Find and return each line containing "JSON".

> Materials provided:
===

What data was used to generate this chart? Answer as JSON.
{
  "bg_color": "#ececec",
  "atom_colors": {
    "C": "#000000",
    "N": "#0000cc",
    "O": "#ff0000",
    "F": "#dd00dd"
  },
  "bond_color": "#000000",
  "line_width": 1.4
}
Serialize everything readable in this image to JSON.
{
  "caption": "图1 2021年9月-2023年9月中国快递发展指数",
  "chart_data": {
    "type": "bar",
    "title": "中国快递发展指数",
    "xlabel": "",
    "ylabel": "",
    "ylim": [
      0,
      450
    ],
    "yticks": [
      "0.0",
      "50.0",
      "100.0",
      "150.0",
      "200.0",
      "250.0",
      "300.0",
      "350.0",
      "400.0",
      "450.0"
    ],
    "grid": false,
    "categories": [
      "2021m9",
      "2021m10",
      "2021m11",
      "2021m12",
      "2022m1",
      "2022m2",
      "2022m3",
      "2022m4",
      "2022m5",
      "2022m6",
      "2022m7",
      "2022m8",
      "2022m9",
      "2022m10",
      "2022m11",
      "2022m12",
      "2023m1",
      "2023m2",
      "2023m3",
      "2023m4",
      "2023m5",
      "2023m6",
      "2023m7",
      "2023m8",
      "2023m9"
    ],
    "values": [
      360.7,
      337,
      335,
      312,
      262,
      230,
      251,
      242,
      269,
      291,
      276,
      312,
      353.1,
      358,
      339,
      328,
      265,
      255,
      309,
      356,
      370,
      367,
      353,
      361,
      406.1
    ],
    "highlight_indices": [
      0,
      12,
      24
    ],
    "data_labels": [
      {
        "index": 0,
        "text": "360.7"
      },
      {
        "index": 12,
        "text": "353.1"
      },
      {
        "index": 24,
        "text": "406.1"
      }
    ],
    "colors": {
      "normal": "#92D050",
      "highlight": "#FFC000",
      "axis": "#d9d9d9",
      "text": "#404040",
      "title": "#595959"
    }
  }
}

===

> Response:
What data was used to generate this chart? Answer as JSON.
Serialize everything readable in this image to JSON.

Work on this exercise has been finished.